*** DATA
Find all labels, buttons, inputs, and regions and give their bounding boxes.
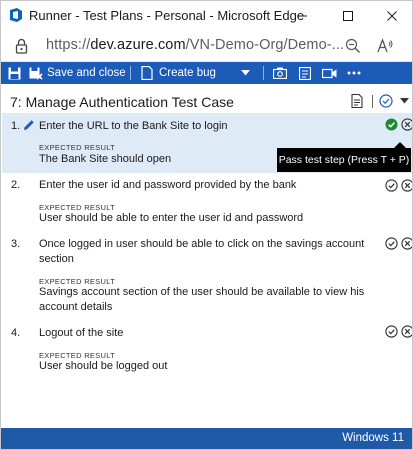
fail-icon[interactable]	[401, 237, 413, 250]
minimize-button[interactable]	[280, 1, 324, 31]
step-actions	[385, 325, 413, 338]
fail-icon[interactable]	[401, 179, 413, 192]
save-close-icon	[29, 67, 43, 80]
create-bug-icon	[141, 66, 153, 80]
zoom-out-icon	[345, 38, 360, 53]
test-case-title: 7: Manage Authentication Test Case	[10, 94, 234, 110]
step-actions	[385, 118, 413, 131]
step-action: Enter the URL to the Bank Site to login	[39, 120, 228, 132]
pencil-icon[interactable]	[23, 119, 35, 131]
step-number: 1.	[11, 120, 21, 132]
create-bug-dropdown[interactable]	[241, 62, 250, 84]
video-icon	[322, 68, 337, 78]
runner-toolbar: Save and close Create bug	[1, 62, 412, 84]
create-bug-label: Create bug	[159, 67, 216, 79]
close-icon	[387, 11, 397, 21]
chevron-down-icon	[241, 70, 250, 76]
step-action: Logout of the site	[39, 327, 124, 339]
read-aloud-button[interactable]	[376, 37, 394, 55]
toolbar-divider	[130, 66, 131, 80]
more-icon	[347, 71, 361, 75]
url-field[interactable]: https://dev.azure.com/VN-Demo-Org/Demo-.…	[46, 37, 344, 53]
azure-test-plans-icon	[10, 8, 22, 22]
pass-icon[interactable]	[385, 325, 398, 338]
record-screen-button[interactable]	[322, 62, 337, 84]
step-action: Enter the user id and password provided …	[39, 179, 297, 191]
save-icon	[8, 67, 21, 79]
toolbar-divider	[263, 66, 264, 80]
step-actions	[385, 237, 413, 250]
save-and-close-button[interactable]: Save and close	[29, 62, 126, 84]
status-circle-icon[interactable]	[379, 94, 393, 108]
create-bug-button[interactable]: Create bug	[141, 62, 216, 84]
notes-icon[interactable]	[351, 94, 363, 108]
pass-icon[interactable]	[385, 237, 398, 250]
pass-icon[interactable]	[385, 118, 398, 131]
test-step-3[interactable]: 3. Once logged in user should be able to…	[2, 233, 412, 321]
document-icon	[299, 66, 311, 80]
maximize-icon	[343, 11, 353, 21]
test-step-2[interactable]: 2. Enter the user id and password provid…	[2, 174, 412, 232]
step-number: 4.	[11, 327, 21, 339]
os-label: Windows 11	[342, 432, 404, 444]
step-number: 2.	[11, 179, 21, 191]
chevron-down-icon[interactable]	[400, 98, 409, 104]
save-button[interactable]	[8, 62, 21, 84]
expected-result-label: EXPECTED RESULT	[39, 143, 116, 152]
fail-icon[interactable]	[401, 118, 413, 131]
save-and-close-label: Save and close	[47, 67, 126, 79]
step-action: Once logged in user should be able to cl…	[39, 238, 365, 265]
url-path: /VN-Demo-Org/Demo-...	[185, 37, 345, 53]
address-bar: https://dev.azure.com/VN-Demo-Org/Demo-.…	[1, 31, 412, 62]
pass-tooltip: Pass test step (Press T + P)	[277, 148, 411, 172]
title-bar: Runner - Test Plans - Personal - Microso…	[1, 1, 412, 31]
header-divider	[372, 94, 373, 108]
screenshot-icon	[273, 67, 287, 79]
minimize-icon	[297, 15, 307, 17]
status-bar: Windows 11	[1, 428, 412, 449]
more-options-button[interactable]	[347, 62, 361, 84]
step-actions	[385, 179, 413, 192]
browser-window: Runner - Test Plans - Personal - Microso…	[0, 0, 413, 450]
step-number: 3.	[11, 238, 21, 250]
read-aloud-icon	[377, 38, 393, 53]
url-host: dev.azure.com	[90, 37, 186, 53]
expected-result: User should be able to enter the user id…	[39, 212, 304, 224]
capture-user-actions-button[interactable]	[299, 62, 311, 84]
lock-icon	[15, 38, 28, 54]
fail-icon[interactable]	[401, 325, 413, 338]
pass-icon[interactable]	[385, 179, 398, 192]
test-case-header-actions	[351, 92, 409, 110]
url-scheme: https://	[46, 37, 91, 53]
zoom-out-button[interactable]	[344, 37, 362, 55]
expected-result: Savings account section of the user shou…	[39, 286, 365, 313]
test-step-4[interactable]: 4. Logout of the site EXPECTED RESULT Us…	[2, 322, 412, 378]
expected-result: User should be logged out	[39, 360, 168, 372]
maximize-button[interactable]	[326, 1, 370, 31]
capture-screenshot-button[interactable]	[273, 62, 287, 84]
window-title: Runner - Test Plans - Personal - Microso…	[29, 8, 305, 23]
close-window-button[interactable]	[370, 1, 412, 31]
******
JOB » Pick out every line in the listing that contains the string "aloud", matching case exactly.

EXERCISE OUTPUT »
read-aloud-button[interactable]	[376, 37, 394, 55]
read-aloud-icon	[377, 38, 393, 53]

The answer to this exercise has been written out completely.